| Exercise details |
Copy every line in which the string "values" occurs.

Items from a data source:
···

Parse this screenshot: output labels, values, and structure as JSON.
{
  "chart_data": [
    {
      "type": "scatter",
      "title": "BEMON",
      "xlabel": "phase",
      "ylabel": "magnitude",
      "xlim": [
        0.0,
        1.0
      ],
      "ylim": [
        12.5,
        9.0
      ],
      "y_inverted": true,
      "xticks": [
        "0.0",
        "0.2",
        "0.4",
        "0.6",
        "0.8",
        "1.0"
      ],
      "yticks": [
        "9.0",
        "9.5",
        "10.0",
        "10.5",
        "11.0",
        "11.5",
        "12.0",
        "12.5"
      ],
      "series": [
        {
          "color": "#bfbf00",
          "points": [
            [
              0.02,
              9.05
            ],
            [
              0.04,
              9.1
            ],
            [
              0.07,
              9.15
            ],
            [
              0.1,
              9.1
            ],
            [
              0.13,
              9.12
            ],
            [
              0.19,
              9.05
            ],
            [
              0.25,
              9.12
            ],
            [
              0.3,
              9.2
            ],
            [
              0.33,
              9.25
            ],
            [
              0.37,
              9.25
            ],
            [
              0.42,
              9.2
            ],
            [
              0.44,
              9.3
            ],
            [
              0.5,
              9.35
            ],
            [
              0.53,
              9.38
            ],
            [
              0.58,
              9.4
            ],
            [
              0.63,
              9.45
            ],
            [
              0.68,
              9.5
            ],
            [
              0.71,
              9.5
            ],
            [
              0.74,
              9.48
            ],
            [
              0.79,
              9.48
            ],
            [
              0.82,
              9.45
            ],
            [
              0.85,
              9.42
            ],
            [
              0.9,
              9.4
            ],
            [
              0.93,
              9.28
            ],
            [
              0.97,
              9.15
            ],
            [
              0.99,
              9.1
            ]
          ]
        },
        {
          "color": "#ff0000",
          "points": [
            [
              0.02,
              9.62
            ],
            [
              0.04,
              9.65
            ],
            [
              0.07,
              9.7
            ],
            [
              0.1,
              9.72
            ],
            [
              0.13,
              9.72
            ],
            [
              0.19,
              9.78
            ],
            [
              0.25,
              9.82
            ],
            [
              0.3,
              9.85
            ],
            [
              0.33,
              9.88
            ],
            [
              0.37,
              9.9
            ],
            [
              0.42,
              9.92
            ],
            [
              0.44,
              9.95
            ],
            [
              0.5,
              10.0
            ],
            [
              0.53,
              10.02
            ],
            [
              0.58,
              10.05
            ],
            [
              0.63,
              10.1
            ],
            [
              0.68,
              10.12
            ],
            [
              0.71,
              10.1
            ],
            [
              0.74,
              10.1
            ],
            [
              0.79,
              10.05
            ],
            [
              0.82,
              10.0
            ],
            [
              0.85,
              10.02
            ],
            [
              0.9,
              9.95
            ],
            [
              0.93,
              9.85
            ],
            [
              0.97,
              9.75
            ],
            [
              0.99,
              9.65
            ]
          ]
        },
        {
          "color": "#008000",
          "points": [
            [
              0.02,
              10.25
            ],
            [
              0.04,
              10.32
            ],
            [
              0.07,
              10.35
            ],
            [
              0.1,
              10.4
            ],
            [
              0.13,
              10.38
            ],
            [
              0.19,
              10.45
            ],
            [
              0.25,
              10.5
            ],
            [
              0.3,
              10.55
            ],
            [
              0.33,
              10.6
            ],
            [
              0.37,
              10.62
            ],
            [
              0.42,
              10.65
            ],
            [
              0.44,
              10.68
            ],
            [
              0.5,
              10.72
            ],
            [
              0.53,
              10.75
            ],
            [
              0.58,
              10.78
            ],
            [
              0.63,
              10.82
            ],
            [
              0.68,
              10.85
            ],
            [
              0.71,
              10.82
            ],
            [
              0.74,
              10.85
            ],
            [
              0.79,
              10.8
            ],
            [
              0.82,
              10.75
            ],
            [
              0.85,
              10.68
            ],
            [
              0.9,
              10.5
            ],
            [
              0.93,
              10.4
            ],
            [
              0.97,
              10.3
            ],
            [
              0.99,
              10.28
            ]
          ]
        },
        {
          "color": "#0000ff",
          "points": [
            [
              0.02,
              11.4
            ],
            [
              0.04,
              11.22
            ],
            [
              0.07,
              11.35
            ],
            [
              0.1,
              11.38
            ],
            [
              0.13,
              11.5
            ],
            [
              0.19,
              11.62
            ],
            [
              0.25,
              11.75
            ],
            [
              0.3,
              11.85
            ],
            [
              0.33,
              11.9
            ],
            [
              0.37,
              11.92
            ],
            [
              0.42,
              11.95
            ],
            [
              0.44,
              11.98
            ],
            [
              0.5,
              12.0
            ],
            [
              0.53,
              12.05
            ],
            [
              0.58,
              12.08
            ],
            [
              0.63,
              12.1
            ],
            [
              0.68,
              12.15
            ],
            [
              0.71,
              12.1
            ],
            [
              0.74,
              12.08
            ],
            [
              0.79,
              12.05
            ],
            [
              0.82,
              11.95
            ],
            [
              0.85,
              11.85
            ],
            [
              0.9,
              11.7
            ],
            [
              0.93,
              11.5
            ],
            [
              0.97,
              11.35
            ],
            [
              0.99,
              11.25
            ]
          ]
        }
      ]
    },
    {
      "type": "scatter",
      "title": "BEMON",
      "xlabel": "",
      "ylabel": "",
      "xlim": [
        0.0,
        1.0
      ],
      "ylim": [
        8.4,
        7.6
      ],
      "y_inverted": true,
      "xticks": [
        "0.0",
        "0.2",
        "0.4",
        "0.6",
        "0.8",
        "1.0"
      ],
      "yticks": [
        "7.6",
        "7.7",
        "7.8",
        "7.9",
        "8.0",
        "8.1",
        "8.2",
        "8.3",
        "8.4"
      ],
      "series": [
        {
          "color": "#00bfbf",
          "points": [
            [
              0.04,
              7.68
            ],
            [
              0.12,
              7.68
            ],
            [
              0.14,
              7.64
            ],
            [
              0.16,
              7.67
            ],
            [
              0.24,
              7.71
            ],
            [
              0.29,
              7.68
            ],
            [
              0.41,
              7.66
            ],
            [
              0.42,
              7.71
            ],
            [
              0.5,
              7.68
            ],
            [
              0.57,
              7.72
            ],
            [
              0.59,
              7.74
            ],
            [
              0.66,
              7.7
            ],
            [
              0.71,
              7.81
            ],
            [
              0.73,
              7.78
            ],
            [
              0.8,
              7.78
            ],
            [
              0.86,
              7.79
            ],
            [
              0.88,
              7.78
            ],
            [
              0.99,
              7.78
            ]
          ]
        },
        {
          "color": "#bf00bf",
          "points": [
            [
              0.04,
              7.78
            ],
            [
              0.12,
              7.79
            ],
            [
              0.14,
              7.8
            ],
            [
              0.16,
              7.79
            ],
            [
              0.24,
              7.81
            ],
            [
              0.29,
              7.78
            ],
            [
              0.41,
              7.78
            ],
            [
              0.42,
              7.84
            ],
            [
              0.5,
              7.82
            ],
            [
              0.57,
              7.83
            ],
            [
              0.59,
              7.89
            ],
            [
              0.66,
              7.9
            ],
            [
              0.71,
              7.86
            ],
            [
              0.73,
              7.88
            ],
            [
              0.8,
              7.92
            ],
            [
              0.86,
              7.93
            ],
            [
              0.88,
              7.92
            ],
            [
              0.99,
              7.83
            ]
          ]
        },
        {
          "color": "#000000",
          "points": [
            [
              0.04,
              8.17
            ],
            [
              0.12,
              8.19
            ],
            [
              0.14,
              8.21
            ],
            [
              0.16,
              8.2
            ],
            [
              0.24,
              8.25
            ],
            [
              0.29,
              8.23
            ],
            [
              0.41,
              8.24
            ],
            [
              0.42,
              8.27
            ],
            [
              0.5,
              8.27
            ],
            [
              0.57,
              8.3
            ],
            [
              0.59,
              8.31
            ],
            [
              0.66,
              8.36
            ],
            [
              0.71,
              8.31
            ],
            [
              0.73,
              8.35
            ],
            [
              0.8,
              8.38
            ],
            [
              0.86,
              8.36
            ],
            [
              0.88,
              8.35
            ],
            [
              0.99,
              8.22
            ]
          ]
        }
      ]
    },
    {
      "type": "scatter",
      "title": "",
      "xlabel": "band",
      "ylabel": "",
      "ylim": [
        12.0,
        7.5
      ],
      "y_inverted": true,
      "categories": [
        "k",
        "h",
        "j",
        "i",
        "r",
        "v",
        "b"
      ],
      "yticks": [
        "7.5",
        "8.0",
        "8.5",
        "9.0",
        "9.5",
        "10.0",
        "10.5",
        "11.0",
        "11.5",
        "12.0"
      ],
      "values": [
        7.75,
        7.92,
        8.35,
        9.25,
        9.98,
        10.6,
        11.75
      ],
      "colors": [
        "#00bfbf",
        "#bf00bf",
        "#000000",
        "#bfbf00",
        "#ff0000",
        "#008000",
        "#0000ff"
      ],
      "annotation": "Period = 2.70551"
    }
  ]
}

···

| The answer |
Parse this screenshot: output labels, values, and structure as JSON.
      "values": [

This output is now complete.